Find and return each line containing "printed".
________________________
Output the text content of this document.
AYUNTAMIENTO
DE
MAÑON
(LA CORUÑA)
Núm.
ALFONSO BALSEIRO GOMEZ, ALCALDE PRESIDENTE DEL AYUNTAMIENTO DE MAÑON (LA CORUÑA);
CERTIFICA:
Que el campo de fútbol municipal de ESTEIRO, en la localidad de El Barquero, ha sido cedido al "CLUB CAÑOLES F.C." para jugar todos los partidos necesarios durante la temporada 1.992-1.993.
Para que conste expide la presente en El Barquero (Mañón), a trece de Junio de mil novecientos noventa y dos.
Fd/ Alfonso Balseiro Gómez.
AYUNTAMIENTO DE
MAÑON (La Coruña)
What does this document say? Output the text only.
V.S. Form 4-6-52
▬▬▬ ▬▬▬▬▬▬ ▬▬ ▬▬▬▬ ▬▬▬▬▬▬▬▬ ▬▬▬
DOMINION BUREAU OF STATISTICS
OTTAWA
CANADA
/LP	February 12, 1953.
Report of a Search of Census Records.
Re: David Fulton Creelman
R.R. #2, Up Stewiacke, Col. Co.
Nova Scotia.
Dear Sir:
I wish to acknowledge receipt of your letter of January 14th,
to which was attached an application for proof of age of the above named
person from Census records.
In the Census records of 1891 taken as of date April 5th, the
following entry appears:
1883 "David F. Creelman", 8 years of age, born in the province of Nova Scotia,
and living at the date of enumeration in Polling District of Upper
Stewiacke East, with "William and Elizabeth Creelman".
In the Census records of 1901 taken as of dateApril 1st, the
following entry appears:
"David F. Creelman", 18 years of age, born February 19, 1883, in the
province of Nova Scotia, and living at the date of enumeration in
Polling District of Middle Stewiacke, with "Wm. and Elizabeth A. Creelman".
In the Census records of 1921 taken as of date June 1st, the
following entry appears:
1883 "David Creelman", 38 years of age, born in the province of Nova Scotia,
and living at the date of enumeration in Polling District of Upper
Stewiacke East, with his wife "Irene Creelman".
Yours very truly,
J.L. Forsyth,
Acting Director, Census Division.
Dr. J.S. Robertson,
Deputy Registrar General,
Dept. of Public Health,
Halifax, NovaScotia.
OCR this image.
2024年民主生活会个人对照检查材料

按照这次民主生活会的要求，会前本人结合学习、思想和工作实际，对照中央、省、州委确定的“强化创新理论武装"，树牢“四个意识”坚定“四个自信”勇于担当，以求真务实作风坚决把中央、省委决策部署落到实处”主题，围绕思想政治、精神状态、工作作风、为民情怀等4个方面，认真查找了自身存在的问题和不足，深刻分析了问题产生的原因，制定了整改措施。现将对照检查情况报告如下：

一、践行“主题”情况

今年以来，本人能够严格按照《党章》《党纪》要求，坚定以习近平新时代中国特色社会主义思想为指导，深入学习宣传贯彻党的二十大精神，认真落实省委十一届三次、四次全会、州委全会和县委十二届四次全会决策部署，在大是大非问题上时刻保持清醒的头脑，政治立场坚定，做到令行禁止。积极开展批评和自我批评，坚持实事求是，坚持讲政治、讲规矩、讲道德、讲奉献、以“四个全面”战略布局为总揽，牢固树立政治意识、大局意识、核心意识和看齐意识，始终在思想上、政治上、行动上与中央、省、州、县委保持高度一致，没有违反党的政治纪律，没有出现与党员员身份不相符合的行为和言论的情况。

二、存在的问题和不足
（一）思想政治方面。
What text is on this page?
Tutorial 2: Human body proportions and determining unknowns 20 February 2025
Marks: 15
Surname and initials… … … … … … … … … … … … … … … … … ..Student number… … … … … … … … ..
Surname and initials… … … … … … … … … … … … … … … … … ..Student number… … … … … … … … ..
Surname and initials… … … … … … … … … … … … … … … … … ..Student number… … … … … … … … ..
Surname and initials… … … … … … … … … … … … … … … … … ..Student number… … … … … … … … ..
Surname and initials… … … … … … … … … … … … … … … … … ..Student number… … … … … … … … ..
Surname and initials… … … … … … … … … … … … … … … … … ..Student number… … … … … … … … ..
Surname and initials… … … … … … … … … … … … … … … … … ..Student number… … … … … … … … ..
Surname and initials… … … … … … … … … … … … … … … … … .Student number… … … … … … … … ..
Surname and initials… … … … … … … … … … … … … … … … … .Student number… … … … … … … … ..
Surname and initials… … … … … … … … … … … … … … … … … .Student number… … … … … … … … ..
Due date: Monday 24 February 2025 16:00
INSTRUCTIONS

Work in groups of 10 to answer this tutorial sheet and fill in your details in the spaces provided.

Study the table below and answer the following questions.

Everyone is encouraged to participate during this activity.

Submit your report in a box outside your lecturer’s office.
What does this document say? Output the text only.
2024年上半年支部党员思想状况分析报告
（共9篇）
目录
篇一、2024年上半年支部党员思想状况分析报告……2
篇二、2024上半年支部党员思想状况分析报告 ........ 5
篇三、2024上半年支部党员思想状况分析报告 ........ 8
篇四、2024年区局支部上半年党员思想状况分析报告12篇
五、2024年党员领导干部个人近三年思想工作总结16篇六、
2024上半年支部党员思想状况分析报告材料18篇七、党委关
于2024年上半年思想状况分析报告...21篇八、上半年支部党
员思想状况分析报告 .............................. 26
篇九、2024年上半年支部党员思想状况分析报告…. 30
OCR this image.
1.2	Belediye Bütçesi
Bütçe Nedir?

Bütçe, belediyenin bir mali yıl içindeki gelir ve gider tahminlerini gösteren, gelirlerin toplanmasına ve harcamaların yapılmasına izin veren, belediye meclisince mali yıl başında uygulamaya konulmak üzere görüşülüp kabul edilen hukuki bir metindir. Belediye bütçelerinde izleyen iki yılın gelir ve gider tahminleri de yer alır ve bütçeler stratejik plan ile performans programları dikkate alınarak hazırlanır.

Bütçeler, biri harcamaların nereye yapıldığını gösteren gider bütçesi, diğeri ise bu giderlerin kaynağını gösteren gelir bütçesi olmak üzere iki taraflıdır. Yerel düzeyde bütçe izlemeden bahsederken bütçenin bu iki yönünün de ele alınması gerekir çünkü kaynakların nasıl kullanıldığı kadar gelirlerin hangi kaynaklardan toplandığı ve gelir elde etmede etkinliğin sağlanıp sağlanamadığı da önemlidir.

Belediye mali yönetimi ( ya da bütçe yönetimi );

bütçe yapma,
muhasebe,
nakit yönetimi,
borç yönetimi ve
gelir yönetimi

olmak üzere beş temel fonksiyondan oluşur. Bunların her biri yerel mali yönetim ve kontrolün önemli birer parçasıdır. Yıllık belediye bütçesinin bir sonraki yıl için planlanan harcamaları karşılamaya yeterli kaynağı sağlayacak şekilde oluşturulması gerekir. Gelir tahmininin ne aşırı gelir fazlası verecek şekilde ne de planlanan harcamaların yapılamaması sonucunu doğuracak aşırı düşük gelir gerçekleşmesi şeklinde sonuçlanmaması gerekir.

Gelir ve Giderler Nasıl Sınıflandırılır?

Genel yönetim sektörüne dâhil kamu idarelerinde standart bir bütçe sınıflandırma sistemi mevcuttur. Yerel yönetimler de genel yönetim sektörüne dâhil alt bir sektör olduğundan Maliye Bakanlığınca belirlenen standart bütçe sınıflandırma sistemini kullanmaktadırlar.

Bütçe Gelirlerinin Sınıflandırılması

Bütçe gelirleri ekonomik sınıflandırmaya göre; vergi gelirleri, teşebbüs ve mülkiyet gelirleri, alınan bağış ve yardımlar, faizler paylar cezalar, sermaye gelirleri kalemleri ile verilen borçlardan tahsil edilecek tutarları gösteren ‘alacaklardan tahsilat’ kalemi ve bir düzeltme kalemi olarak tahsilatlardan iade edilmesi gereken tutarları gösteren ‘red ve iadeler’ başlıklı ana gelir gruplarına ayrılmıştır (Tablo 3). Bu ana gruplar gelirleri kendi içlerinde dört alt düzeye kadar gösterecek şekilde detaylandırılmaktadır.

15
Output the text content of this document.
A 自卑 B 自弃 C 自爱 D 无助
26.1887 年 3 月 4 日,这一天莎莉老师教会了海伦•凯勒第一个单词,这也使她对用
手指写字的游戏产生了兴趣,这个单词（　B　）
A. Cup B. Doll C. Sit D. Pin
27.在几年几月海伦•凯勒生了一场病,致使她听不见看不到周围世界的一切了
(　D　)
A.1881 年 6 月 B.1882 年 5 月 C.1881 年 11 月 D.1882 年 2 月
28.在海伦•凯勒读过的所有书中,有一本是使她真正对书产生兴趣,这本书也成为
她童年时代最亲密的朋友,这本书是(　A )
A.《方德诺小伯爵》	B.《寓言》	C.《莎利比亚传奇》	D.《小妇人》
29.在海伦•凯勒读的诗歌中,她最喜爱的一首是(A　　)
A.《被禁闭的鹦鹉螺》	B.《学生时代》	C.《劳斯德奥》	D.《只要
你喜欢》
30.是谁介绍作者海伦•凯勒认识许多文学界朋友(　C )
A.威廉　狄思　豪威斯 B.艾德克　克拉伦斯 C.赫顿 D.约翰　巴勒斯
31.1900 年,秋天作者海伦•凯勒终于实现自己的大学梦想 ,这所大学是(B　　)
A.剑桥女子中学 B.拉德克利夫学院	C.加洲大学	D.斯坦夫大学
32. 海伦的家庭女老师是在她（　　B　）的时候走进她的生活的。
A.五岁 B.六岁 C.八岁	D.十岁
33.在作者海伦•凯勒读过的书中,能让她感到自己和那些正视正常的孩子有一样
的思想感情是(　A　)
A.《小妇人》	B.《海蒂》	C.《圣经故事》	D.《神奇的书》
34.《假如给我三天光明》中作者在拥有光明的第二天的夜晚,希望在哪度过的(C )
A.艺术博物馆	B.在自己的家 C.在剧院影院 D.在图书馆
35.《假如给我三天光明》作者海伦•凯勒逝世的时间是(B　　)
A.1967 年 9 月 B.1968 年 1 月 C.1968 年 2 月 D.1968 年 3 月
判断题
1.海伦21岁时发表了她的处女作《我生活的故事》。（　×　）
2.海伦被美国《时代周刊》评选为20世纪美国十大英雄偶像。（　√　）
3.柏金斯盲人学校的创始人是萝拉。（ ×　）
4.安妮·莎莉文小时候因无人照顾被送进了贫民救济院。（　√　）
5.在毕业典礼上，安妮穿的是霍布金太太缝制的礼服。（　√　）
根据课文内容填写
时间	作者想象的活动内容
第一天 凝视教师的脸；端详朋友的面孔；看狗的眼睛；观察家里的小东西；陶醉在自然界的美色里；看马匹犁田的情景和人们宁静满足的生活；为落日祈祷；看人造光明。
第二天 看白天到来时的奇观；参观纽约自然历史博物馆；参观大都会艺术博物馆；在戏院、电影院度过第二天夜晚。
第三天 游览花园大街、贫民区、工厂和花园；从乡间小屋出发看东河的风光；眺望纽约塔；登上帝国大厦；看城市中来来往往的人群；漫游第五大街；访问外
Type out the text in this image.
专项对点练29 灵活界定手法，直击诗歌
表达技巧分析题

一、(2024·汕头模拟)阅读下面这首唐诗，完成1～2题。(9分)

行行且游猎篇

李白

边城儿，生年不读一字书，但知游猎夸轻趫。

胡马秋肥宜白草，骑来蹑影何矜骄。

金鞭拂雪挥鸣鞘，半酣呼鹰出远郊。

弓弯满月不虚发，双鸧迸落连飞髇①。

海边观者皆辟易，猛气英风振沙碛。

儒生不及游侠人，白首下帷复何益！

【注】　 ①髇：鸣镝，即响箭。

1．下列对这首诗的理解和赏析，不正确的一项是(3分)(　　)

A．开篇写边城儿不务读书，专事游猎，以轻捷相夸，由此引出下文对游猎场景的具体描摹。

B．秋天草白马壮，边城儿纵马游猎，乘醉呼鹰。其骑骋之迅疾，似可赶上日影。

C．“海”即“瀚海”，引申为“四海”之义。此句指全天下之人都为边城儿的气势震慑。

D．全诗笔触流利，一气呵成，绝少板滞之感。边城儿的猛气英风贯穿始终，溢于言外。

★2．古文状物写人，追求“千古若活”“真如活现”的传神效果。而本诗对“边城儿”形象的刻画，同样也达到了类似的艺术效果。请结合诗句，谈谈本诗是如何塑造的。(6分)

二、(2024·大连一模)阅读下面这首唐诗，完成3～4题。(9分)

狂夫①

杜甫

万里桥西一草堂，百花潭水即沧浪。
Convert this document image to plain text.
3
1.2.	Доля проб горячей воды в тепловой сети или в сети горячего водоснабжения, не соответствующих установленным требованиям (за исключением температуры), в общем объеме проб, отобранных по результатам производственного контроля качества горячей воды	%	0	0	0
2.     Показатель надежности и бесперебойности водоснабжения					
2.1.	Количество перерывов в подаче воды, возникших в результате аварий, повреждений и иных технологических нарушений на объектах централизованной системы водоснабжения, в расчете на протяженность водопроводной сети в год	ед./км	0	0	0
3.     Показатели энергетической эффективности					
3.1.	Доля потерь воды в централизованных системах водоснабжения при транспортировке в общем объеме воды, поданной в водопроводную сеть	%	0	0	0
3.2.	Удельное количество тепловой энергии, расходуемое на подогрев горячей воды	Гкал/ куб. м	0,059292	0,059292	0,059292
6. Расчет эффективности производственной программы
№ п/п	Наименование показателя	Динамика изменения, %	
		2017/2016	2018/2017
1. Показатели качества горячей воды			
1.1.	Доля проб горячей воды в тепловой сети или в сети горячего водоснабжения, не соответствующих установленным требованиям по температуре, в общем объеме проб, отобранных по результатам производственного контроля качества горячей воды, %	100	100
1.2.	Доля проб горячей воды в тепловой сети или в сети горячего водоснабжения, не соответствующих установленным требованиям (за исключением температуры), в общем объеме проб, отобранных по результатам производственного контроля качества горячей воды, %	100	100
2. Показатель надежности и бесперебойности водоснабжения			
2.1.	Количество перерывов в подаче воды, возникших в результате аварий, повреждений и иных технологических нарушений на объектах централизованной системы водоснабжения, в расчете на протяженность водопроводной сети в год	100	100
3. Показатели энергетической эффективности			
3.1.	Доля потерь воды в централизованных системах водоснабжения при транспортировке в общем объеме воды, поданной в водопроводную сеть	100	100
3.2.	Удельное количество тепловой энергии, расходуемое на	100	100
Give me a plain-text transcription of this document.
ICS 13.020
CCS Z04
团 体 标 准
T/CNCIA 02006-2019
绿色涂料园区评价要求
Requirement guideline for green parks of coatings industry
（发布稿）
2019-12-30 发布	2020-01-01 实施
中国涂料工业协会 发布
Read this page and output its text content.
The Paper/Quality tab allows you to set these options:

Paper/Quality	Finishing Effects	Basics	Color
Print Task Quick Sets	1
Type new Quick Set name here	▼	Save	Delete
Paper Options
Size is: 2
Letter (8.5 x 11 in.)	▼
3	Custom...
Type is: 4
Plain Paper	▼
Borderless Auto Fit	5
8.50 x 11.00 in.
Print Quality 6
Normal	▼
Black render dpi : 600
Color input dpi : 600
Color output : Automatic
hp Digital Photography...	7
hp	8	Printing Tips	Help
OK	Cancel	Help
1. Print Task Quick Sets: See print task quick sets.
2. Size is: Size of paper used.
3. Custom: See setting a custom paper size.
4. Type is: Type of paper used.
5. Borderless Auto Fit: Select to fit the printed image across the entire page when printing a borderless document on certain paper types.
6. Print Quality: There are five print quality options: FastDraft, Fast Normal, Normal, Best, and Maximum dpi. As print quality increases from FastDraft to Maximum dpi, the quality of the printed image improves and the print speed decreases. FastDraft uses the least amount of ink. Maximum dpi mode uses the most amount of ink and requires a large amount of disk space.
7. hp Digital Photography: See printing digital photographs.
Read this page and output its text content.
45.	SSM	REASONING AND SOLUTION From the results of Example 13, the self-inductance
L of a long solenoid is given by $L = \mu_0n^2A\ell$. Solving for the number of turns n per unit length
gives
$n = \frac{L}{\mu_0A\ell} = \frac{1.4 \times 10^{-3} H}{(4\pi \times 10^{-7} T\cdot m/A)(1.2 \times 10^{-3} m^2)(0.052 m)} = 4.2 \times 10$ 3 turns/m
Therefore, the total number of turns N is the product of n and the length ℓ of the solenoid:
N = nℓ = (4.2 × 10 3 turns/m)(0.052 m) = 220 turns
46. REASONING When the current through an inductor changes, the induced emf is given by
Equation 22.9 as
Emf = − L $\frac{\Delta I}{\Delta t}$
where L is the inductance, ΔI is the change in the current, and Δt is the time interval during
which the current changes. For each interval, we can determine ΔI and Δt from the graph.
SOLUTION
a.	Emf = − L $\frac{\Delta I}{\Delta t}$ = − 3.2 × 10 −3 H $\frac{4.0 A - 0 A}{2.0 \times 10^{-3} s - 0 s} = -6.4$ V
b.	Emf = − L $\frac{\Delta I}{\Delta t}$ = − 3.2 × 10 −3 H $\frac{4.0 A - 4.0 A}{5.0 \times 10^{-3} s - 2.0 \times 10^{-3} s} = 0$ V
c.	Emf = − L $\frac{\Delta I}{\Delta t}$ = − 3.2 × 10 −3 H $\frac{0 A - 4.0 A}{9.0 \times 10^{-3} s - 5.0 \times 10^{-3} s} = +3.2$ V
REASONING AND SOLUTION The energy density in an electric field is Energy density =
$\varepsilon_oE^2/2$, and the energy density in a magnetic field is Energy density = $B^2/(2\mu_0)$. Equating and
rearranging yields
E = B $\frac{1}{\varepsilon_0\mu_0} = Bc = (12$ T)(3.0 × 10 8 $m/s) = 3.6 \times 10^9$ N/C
________________________
The result
5. Borderless Auto Fit: Select to fit the printed image across the entire page when printing a borderless document on certain paper types.
6. Print Quality: There are five print quality options: FastDraft, Fast Normal, Normal, Best, and Maximum dpi. As print quality increases from FastDraft to Maximum dpi, the quality of the printed image improves and the print speed decreases. FastDraft uses the least amount of ink. Maximum dpi mode uses the most amount of ink and requires a large amount of disk space.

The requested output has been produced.